> **Written task**
Write out all of the entries that follow, word for word, but skip the pictures.

----------------------------------------

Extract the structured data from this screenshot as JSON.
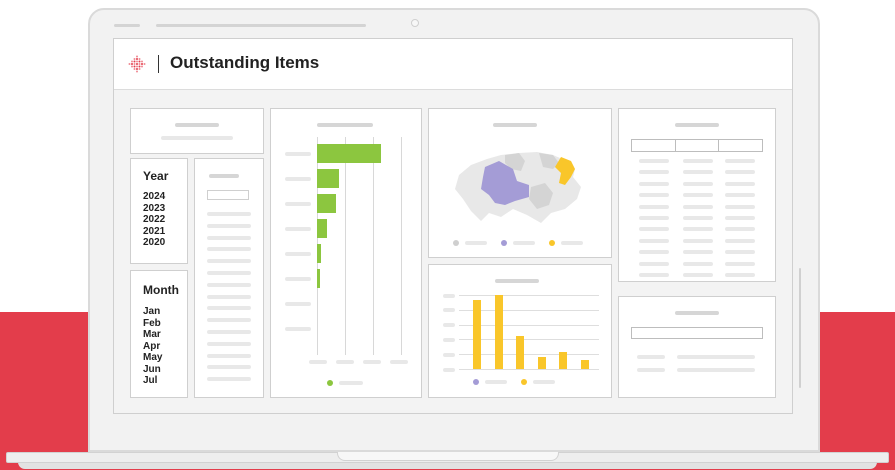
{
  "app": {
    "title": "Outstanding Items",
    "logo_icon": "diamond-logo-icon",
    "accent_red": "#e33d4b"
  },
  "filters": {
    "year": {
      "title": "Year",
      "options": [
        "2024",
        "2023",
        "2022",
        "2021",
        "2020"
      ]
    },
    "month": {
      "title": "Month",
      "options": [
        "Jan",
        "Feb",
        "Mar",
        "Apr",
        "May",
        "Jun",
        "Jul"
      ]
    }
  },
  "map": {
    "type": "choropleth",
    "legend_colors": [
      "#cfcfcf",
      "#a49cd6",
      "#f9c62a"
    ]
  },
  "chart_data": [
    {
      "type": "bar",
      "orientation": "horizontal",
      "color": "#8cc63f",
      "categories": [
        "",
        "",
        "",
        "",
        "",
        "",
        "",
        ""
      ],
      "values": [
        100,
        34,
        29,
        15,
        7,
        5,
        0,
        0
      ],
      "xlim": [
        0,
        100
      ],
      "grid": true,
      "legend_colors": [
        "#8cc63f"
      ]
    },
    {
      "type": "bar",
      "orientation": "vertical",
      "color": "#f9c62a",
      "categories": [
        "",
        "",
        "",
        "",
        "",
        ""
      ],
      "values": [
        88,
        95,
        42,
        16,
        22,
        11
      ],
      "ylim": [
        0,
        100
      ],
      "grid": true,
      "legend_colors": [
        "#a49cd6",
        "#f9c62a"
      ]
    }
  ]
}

----------------------------------------

> **Solution for this problem**
Extract the structured data from this screenshot as JSON.
{
  "app": {
    "title": "Outstanding Items",
    "logo_icon": "diamond-logo-icon",
    "accent_red": "#e33d4b"
  },
  "filters": {
    "year": {
      "title": "Year",
      "options": [
        "2024",
        "2023",
        "2022",
        "2021",
        "2020"
      ]
    },
    "month": {
      "title": "Month",
      "options": [
        "Jan",
        "Feb",
        "Mar",
        "Apr",
        "May",
        "Jun",
        "Jul"
      ]
    }
  },
  "map": {
    "type": "choropleth",
    "legend_colors": [
      "#cfcfcf",
      "#a49cd6",
      "#f9c62a"
    ]
  },
  "chart_data": [
    {
      "type": "bar",
      "orientation": "horizontal",
      "color": "#8cc63f",
      "categories": [
        "",
        "",
        "",
        "",
        "",
        "",
        "",
        ""
      ],
      "values": [
        100,
        34,
        29,
        15,
        7,
        5,
        0,
        0
      ],
      "xlim": [
        0,
        100
      ],
      "grid": true,
      "legend_colors": [
        "#8cc63f"
      ]
    },
    {
      "type": "bar",
      "orientation": "vertical",
      "color": "#f9c62a",
      "categories": [
        "",
        "",
        "",
        "",
        "",
        ""
      ],
      "values": [
        88,
        95,
        42,
        16,
        22,
        11
      ],
      "ylim": [
        0,
        100
      ],
      "grid": true,
      "legend_colors": [
        "#a49cd6",
        "#f9c62a"
      ]
    }
  ]
}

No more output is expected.